*Given request*: Among the lines below, count those with "visits". Give only the number.

*Records to process*:
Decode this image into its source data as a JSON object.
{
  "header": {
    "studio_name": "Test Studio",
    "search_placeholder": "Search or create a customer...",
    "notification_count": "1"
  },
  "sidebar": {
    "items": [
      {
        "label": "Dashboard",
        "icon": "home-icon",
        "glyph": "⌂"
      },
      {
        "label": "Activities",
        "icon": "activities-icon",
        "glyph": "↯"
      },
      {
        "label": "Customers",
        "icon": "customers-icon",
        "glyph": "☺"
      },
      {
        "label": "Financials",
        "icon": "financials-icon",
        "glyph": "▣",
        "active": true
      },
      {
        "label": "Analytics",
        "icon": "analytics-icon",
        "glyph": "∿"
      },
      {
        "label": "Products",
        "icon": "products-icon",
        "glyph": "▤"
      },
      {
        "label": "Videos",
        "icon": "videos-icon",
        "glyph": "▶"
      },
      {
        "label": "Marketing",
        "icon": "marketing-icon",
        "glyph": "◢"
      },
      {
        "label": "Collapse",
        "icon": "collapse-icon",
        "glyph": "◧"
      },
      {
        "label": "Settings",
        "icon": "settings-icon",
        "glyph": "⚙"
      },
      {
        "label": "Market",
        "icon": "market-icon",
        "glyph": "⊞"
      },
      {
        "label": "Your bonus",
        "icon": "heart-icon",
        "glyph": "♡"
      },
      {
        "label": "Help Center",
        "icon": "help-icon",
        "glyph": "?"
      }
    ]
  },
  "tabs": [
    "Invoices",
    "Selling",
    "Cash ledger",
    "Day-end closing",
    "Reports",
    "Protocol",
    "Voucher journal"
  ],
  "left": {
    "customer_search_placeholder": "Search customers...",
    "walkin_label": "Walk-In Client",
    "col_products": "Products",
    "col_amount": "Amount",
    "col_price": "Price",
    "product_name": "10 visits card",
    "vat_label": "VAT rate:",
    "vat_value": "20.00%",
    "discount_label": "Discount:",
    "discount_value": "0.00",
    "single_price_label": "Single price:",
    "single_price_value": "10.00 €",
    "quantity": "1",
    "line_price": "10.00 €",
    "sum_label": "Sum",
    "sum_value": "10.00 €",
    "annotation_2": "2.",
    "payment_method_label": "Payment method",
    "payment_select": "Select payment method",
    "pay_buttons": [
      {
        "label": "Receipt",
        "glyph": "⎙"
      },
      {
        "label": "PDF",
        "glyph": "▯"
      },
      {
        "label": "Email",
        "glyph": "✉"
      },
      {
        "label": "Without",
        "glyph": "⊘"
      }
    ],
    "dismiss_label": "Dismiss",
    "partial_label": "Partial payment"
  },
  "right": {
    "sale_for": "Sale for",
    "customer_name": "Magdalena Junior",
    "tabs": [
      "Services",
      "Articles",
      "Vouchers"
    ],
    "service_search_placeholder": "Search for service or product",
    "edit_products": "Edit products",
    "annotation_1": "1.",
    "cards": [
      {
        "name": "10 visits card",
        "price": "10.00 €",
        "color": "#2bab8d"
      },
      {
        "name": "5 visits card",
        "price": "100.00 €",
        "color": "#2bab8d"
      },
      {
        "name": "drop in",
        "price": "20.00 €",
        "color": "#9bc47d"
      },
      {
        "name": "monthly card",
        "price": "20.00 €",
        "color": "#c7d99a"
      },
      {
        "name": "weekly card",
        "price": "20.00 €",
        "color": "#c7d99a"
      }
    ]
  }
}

*Task result*: 3